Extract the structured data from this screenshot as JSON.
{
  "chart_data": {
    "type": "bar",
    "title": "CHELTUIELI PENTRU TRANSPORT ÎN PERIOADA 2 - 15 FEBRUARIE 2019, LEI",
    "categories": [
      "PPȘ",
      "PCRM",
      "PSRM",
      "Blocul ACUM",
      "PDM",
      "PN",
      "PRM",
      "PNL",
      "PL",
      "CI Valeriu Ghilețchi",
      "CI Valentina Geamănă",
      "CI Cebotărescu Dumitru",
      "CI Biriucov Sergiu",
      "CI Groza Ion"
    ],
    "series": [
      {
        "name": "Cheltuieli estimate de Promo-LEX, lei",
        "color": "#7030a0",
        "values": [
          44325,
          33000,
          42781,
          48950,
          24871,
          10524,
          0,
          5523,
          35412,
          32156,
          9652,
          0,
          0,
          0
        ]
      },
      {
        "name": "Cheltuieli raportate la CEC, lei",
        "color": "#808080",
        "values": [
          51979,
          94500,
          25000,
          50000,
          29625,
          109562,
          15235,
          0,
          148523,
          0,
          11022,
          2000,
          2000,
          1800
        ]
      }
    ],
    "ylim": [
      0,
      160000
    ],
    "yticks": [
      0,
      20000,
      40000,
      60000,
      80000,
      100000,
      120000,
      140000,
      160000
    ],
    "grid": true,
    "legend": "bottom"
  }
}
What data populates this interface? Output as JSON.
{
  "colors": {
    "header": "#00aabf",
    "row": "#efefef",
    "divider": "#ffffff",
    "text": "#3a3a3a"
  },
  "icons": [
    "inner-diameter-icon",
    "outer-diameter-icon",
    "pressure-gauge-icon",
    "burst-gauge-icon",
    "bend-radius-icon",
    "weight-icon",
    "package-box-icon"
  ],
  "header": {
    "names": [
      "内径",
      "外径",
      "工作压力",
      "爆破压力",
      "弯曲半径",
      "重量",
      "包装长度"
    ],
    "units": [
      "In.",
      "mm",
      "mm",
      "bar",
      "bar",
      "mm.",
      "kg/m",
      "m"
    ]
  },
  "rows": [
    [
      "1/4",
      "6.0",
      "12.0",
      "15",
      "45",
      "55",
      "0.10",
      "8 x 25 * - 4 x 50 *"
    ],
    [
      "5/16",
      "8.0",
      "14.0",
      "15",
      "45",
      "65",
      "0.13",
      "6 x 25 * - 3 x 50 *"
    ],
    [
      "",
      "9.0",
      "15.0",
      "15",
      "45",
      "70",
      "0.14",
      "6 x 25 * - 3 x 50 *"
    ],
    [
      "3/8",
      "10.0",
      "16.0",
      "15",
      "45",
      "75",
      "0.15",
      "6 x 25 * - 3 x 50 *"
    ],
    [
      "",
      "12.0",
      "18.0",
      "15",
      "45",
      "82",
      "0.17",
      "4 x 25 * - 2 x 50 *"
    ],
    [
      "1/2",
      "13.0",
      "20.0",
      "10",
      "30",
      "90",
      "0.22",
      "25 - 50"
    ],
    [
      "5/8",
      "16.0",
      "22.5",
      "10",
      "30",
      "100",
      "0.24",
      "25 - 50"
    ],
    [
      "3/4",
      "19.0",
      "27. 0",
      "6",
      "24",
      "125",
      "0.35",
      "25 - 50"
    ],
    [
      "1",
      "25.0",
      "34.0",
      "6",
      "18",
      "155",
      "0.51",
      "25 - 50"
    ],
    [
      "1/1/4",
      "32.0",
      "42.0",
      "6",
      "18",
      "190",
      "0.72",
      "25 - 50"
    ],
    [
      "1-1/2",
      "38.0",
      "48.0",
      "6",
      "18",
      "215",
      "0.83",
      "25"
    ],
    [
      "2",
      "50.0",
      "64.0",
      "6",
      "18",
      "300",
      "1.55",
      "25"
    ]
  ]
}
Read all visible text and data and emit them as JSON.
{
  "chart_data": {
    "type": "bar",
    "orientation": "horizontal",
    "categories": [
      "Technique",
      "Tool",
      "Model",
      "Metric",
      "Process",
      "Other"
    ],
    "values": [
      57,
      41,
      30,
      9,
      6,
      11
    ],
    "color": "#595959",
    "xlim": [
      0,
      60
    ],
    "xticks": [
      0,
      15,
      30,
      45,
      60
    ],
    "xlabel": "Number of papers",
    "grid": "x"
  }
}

****************************************

DO THIS:
Copy every line of the material, please, keeping it exactly the same.

THE ANSWER:
Extract the structured data from this screenshot as JSON.
{
  "chart_data": {
    "type": "bar",
    "title": "CHELTUIELI PENTRU TRANSPORT ÎN PERIOADA 2 - 15 FEBRUARIE 2019, LEI",
    "categories": [
      "PPȘ",
      "PCRM",
      "PSRM",
      "Blocul ACUM",
      "PDM",
      "PN",
      "PRM",
      "PNL",
      "PL",
      "CI Valeriu Ghilețchi",
      "CI Valentina Geamănă",
      "CI Cebotărescu Dumitru",
      "CI Biriucov Sergiu",
      "CI Groza Ion"
    ],
    "series": [
      {
        "name": "Cheltuieli estimate de Promo-LEX, lei",
        "color": "#7030a0",
        "values": [
          44325,
          33000,
          42781,
          48950,
          24871,
          10524,
          0,
          5523,
          35412,
          32156,
          9652,
          0,
          0,
          0
        ]
      },
      {
        "name": "Cheltuieli raportate la CEC, lei",
        "color": "#808080",
        "values": [
          51979,
          94500,
          25000,
          50000,
          29625,
          109562,
          15235,
          0,
          148523,
          0,
          11022,
          2000,
          2000,
          1800
        ]
      }
    ],
    "ylim": [
      0,
      160000
    ],
    "yticks": [
      0,
      20000,
      40000,
      60000,
      80000,
      100000,
      120000,
      140000,
      160000
    ],
    "grid": true,
    "legend": "bottom"
  }
}
What data populates this interface? Output as JSON.
{
  "colors": {
    "header": "#00aabf",
    "row": "#efefef",
    "divider": "#ffffff",
    "text": "#3a3a3a"
  },
  "icons": [
    "inner-diameter-icon",
    "outer-diameter-icon",
    "pressure-gauge-icon",
    "burst-gauge-icon",
    "bend-radius-icon",
    "weight-icon",
    "package-box-icon"
  ],
  "header": {
    "names": [
      "内径",
      "外径",
      "工作压力",
      "爆破压力",
      "弯曲半径",
      "重量",
      "包装长度"
    ],
    "units": [
      "In.",
      "mm",
      "mm",
      "bar",
      "bar",
      "mm.",
      "kg/m",
      "m"
    ]
  },
  "rows": [
    [
      "1/4",
      "6.0",
      "12.0",
      "15",
      "45",
      "55",
      "0.10",
      "8 x 25 * - 4 x 50 *"
    ],
    [
      "5/16",
      "8.0",
      "14.0",
      "15",
      "45",
      "65",
      "0.13",
      "6 x 25 * - 3 x 50 *"
    ],
    [
      "",
      "9.0",
      "15.0",
      "15",
      "45",
      "70",
      "0.14",
      "6 x 25 * - 3 x 50 *"
    ],
    [
      "3/8",
      "10.0",
      "16.0",
      "15",
      "45",
      "75",
      "0.15",
      "6 x 25 * - 3 x 50 *"
    ],
    [
      "",
      "12.0",
      "18.0",
      "15",
      "45",
      "82",
      "0.17",
      "4 x 25 * - 2 x 50 *"
    ],
    [
      "1/2",
      "13.0",
      "20.0",
      "10",
      "30",
      "90",
      "0.22",
      "25 - 50"
    ],
    [
      "5/8",
      "16.0",
      "22.5",
      "10",
      "30",
      "100",
      "0.24",
      "25 - 50"
    ],
    [
      "3/4",
      "19.0",
      "27. 0",
      "6",
      "24",
      "125",
      "0.35",
      "25 - 50"
    ],
    [
      "1",
      "25.0",
      "34.0",
      "6",
      "18",
      "155",
      "0.51",
      "25 - 50"
    ],
    [
      "1/1/4",
      "32.0",
      "42.0",
      "6",
      "18",
      "190",
      "0.72",
      "25 - 50"
    ],
    [
      "1-1/2",
      "38.0",
      "48.0",
      "6",
      "18",
      "215",
      "0.83",
      "25"
    ],
    [
      "2",
      "50.0",
      "64.0",
      "6",
      "18",
      "300",
      "1.55",
      "25"
    ]
  ]
}
Read all visible text and data and emit them as JSON.
{
  "chart_data": {
    "type": "bar",
    "orientation": "horizontal",
    "categories": [
      "Technique",
      "Tool",
      "Model",
      "Metric",
      "Process",
      "Other"
    ],
    "values": [
      57,
      41,
      30,
      9,
      6,
      11
    ],
    "color": "#595959",
    "xlim": [
      0,
      60
    ],
    "xticks": [
      0,
      15,
      30,
      45,
      60
    ],
    "xlabel": "Number of papers",
    "grid": "x"
  }
}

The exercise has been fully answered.